-- Start of Data excerpts --

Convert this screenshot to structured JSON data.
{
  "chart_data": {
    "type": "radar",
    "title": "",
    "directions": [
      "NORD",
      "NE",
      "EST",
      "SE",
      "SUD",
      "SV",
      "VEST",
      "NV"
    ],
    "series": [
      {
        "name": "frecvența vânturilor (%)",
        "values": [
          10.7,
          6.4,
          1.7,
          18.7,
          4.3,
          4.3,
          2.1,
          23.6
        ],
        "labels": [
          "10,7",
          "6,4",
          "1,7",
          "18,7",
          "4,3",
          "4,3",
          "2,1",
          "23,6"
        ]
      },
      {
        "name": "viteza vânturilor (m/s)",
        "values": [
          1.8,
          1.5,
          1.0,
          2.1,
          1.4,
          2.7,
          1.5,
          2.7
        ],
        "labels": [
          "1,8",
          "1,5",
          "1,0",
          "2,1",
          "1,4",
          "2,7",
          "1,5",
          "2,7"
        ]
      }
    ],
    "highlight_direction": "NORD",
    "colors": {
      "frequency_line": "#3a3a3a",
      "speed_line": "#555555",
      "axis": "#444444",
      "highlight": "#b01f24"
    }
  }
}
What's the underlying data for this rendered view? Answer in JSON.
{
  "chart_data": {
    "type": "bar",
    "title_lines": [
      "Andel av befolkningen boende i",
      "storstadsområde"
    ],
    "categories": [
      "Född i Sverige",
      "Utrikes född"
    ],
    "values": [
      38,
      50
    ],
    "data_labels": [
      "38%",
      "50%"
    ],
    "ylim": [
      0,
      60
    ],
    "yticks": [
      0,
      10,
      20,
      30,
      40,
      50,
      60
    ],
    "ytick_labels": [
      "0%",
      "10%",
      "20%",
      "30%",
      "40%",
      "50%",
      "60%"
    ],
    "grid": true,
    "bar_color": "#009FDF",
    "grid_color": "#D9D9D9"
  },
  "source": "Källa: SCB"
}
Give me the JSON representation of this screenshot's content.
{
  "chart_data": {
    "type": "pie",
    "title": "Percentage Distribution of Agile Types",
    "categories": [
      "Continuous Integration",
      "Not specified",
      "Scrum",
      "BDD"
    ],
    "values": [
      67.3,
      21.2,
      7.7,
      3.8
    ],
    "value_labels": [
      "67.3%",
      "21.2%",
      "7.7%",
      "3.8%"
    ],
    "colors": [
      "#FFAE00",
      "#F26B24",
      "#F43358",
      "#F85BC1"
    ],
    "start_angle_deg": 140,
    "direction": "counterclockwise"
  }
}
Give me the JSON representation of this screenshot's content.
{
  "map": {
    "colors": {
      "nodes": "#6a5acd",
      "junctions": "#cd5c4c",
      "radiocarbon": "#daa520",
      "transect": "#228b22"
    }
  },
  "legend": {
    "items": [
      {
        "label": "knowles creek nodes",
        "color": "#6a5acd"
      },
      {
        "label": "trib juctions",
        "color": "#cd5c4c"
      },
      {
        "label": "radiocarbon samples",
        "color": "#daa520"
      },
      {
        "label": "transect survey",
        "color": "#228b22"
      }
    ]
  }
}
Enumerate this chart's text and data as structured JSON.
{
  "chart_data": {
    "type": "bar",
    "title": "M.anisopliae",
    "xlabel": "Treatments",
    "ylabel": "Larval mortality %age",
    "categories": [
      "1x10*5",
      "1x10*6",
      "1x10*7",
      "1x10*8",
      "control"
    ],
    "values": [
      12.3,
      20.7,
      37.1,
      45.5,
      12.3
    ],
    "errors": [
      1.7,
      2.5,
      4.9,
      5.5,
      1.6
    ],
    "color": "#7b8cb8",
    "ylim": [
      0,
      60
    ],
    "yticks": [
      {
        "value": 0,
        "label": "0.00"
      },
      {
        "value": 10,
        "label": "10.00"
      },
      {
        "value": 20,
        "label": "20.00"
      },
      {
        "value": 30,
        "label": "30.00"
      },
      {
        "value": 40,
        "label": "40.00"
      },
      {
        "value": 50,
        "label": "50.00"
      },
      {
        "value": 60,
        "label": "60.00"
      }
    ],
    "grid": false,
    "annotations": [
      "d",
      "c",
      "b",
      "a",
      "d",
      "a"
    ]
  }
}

-- End of Data excerpts --

* Task to carry out: Look through the material above. Copy each line where the word "name" appears.

* Answer for the task:
        "name": "frecvența vânturilor (%)",
        "name": "viteza vânturilor (m/s)",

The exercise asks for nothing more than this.